Work to complete>
Print the entries verbatim, leaving out the images they contain.

Stored data entries
+++++
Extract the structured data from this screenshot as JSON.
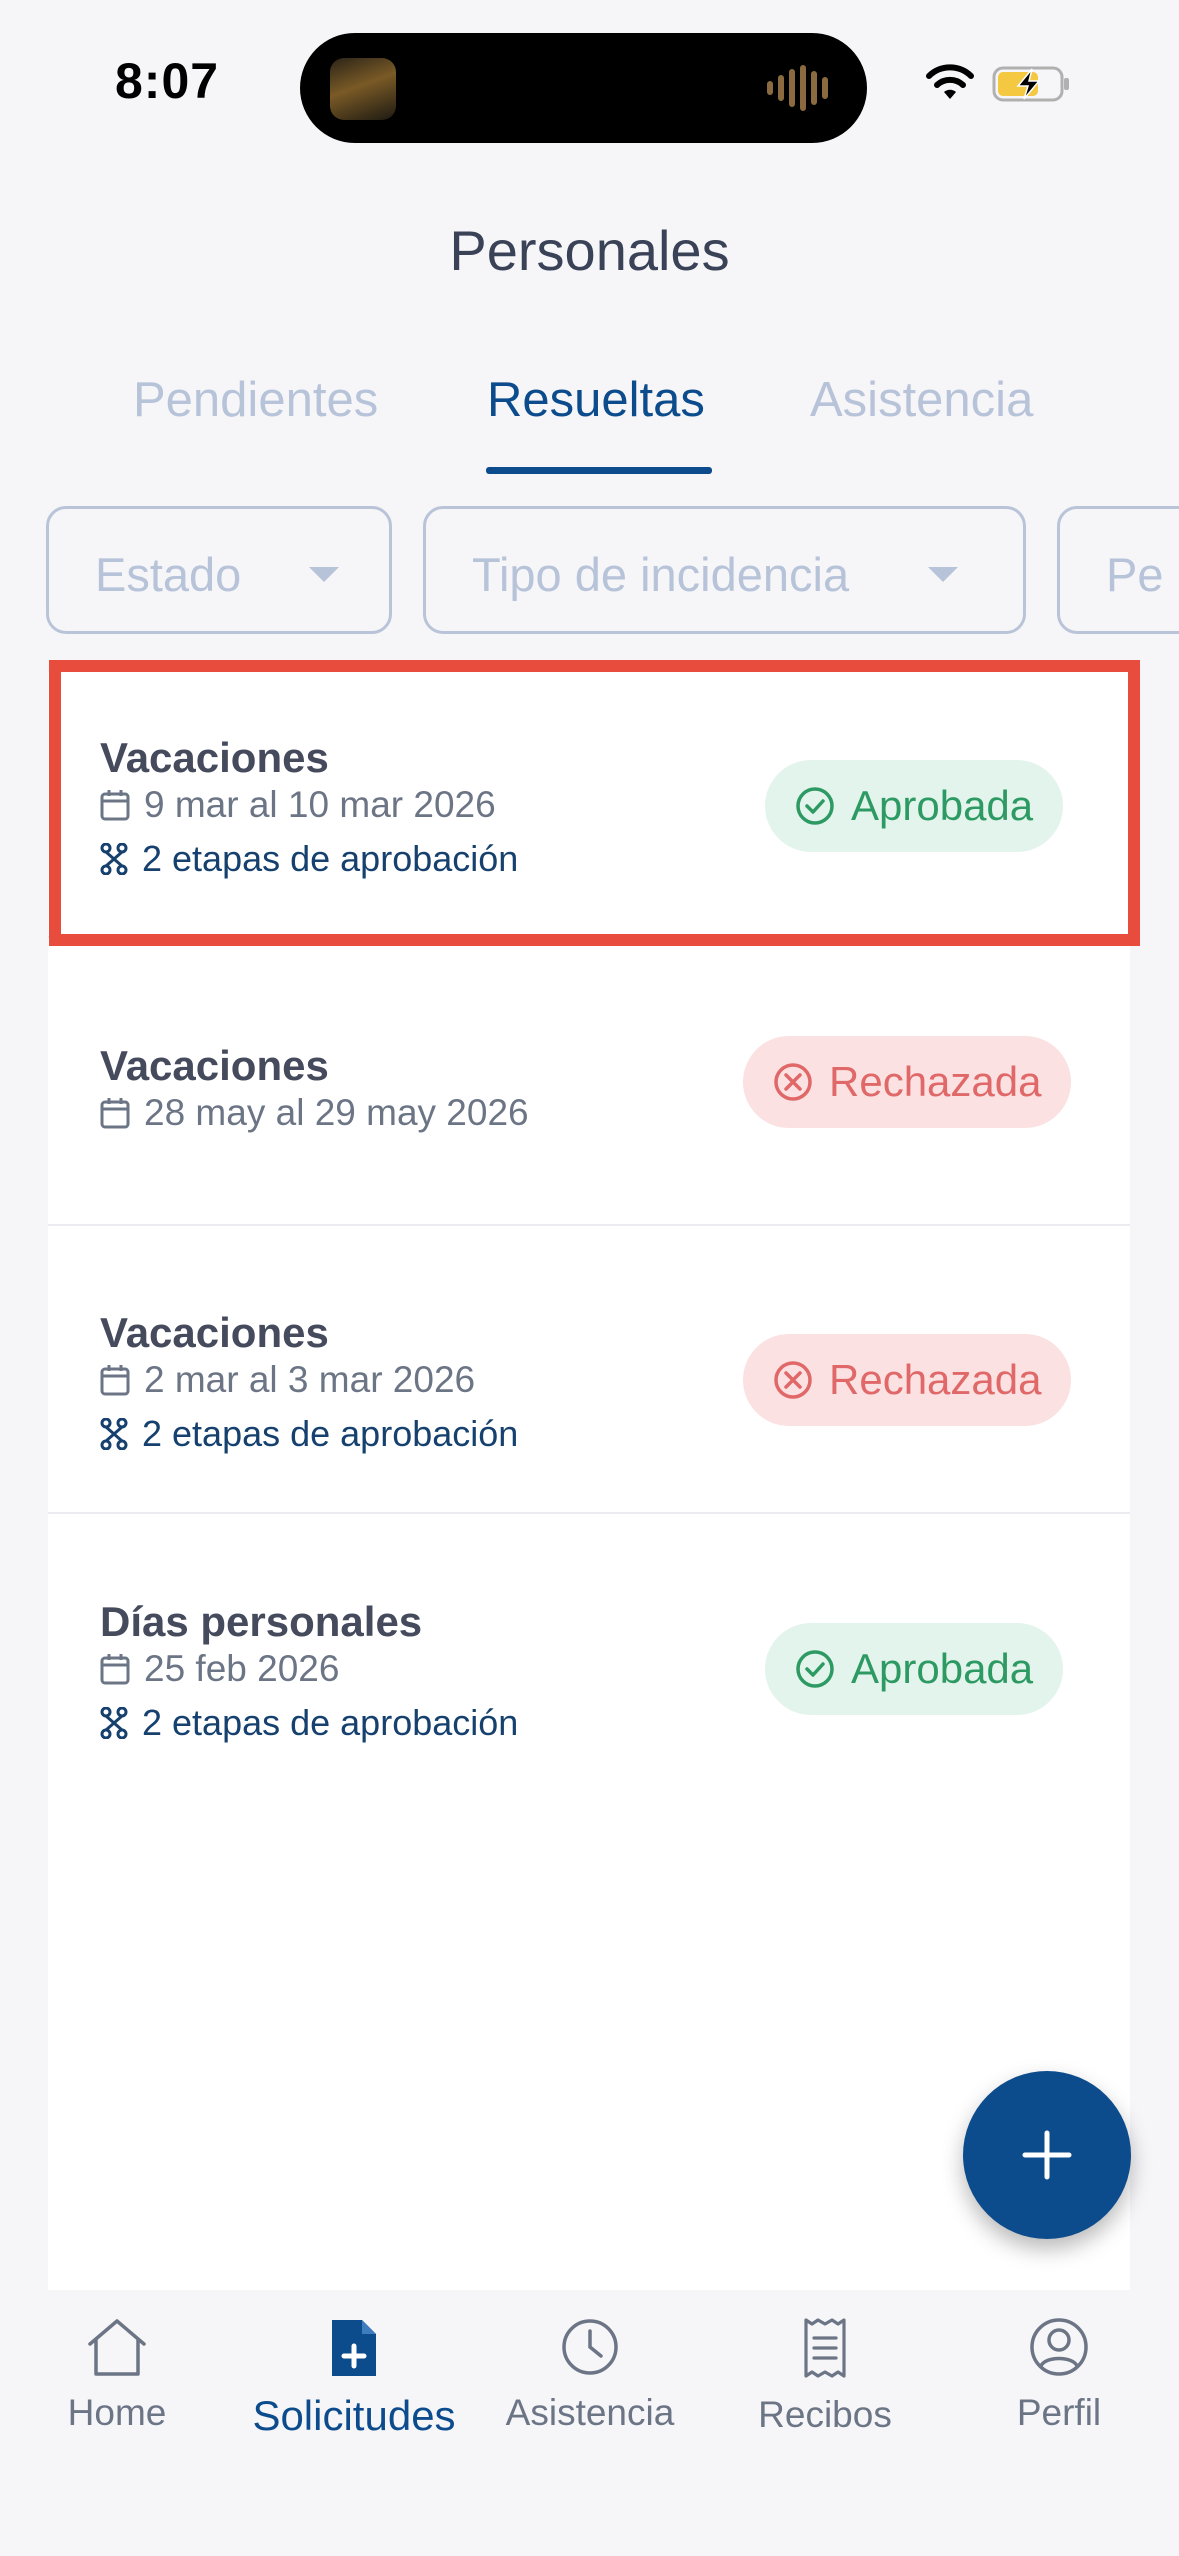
{
  "status_bar": {
    "time": "8:07"
  },
  "header": {
    "title": "Personales"
  },
  "tabs": [
    {
      "label": "Pendientes",
      "active": false
    },
    {
      "label": "Resueltas",
      "active": true
    },
    {
      "label": "Asistencia",
      "active": false
    }
  ],
  "filters": [
    {
      "label": "Estado"
    },
    {
      "label": "Tipo de incidencia"
    },
    {
      "label": "Pe"
    }
  ],
  "requests": [
    {
      "title": "Vacaciones",
      "date": "9 mar al 10 mar 2026",
      "stages": "2 etapas de aprobación",
      "status": "Aprobada",
      "status_type": "approved",
      "highlighted": true
    },
    {
      "title": "Vacaciones",
      "date": "28 may al 29 may 2026",
      "stages": "",
      "status": "Rechazada",
      "status_type": "rejected"
    },
    {
      "title": "Vacaciones",
      "date": "2 mar al 3 mar 2026",
      "stages": "2 etapas de aprobación",
      "status": "Rechazada",
      "status_type": "rejected"
    },
    {
      "title": "Días personales",
      "date": "25 feb 2026",
      "stages": "2 etapas de aprobación",
      "status": "Aprobada",
      "status_type": "approved"
    }
  ],
  "fab": {
    "icon": "plus-icon"
  },
  "bottom_nav": [
    {
      "label": "Home",
      "icon": "home-icon",
      "active": false
    },
    {
      "label": "Solicitudes",
      "icon": "document-add-icon",
      "active": true
    },
    {
      "label": "Asistencia",
      "icon": "clock-icon",
      "active": false
    },
    {
      "label": "Recibos",
      "icon": "receipt-icon",
      "active": false
    },
    {
      "label": "Perfil",
      "icon": "user-circle-icon",
      "active": false
    }
  ],
  "colors": {
    "primary": "#0d4c8c",
    "approved_bg": "#e3f4ec",
    "approved_text": "#2e9a63",
    "rejected_bg": "#fbe1e1",
    "rejected_text": "#e06868",
    "highlight": "#e74c3c"
  }
}
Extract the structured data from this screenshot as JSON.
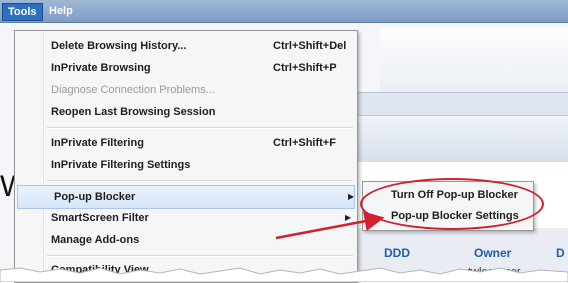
{
  "menubar": {
    "items": [
      {
        "label": "Tools",
        "active": true
      },
      {
        "label": "Help",
        "active": false
      }
    ]
  },
  "tools_menu": {
    "items": [
      {
        "label": "Delete Browsing History...",
        "shortcut": "Ctrl+Shift+Del",
        "disabled": false,
        "submenu": false
      },
      {
        "label": "InPrivate Browsing",
        "shortcut": "Ctrl+Shift+P",
        "disabled": false,
        "submenu": false
      },
      {
        "label": "Diagnose Connection Problems...",
        "shortcut": "",
        "disabled": true,
        "submenu": false
      },
      {
        "label": "Reopen Last Browsing Session",
        "shortcut": "",
        "disabled": false,
        "submenu": false
      },
      {
        "label": "InPrivate Filtering",
        "shortcut": "Ctrl+Shift+F",
        "disabled": false,
        "submenu": false
      },
      {
        "label": "InPrivate Filtering Settings",
        "shortcut": "",
        "disabled": false,
        "submenu": false
      },
      {
        "label": "Pop-up Blocker",
        "shortcut": "",
        "disabled": false,
        "submenu": true,
        "highlighted": true
      },
      {
        "label": "SmartScreen Filter",
        "shortcut": "",
        "disabled": false,
        "submenu": true
      },
      {
        "label": "Manage Add-ons",
        "shortcut": "",
        "disabled": false,
        "submenu": false
      },
      {
        "label": "Compatibility View",
        "shortcut": "",
        "disabled": false,
        "submenu": false
      }
    ]
  },
  "popup_submenu": {
    "items": [
      {
        "label": "Turn Off Pop-up Blocker"
      },
      {
        "label": "Pop-up Blocker Settings"
      }
    ]
  },
  "background": {
    "cut_letter": "W",
    "table_headers": [
      "DDD",
      "Owner",
      "D"
    ],
    "user_cell": "twlec_user"
  },
  "annotation": {
    "color": "#d0222e"
  }
}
+++++
Exercise response>
Extract the structured data from this screenshot as JSON.
{
  "status_bar": {
    "time": "8:07"
  },
  "header": {
    "title": "Personales"
  },
  "tabs": [
    {
      "label": "Pendientes",
      "active": false
    },
    {
      "label": "Resueltas",
      "active": true
    },
    {
      "label": "Asistencia",
      "active": false
    }
  ],
  "filters": [
    {
      "label": "Estado"
    },
    {
      "label": "Tipo de incidencia"
    },
    {
      "label": "Pe"
    }
  ],
  "requests": [
    {
      "title": "Vacaciones",
      "date": "9 mar al 10 mar 2026",
      "stages": "2 etapas de aprobación",
      "status": "Aprobada",
      "status_type": "approved",
      "highlighted": true
    },
    {
      "title": "Vacaciones",
      "date": "28 may al 29 may 2026",
      "stages": "",
      "status": "Rechazada",
      "status_type": "rejected"
    },
    {
      "title": "Vacaciones",
      "date": "2 mar al 3 mar 2026",
      "stages": "2 etapas de aprobación",
      "status": "Rechazada",
      "status_type": "rejected"
    },
    {
      "title": "Días personales",
      "date": "25 feb 2026",
      "stages": "2 etapas de aprobación",
      "status": "Aprobada",
      "status_type": "approved"
    }
  ],
  "fab": {
    "icon": "plus-icon"
  },
  "bottom_nav": [
    {
      "label": "Home",
      "icon": "home-icon",
      "active": false
    },
    {
      "label": "Solicitudes",
      "icon": "document-add-icon",
      "active": true
    },
    {
      "label": "Asistencia",
      "icon": "clock-icon",
      "active": false
    },
    {
      "label": "Recibos",
      "icon": "receipt-icon",
      "active": false
    },
    {
      "label": "Perfil",
      "icon": "user-circle-icon",
      "active": false
    }
  ],
  "colors": {
    "primary": "#0d4c8c",
    "approved_bg": "#e3f4ec",
    "approved_text": "#2e9a63",
    "rejected_bg": "#fbe1e1",
    "rejected_text": "#e06868",
    "highlight": "#e74c3c"
  }
}
Extract the structured data from this screenshot as JSON.
{
  "menubar": {
    "items": [
      {
        "label": "Tools",
        "active": true
      },
      {
        "label": "Help",
        "active": false
      }
    ]
  },
  "tools_menu": {
    "items": [
      {
        "label": "Delete Browsing History...",
        "shortcut": "Ctrl+Shift+Del",
        "disabled": false,
        "submenu": false
      },
      {
        "label": "InPrivate Browsing",
        "shortcut": "Ctrl+Shift+P",
        "disabled": false,
        "submenu": false
      },
      {
        "label": "Diagnose Connection Problems...",
        "shortcut": "",
        "disabled": true,
        "submenu": false
      },
      {
        "label": "Reopen Last Browsing Session",
        "shortcut": "",
        "disabled": false,
        "submenu": false
      },
      {
        "label": "InPrivate Filtering",
        "shortcut": "Ctrl+Shift+F",
        "disabled": false,
        "submenu": false
      },
      {
        "label": "InPrivate Filtering Settings",
        "shortcut": "",
        "disabled": false,
        "submenu": false
      },
      {
        "label": "Pop-up Blocker",
        "shortcut": "",
        "disabled": false,
        "submenu": true,
        "highlighted": true
      },
      {
        "label": "SmartScreen Filter",
        "shortcut": "",
        "disabled": false,
        "submenu": true
      },
      {
        "label": "Manage Add-ons",
        "shortcut": "",
        "disabled": false,
        "submenu": false
      },
      {
        "label": "Compatibility View",
        "shortcut": "",
        "disabled": false,
        "submenu": false
      }
    ]
  },
  "popup_submenu": {
    "items": [
      {
        "label": "Turn Off Pop-up Blocker"
      },
      {
        "label": "Pop-up Blocker Settings"
      }
    ]
  },
  "background": {
    "cut_letter": "W",
    "table_headers": [
      "DDD",
      "Owner",
      "D"
    ],
    "user_cell": "twlec_user"
  },
  "annotation": {
    "color": "#d0222e"
  }
}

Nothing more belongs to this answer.